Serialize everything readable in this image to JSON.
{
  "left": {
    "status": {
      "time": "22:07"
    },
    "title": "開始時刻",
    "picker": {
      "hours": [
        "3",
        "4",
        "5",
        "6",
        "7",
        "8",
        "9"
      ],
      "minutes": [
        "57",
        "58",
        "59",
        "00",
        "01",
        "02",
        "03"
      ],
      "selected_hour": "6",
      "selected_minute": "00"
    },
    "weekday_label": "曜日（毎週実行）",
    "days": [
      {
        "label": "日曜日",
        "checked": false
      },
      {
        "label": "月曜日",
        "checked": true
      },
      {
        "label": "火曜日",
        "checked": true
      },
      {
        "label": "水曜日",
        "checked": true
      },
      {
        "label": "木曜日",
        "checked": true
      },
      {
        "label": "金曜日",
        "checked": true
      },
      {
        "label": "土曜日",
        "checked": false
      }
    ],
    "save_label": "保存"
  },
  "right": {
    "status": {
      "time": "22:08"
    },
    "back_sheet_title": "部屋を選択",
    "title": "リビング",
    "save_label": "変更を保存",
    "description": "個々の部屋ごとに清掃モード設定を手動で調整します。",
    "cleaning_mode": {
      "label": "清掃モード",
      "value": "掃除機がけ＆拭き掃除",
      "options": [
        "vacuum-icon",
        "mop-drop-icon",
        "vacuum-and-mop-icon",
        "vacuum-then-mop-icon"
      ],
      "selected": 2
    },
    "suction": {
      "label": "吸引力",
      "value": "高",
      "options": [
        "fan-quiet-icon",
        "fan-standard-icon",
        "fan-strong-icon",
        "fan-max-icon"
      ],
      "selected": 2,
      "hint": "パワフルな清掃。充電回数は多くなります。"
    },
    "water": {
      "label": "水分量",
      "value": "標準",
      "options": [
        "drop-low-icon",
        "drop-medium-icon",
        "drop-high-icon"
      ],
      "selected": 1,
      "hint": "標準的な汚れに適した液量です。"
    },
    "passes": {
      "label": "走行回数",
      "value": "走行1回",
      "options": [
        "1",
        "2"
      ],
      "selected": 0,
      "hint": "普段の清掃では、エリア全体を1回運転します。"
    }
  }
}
********************
*Aim of the task:*
In the material above, show every line where the word "value" turns up.

*Finished task:*
      "value": "掃除機がけ＆拭き掃除",
      "value": "高",
      "value": "標準",
      "value": "走行1回",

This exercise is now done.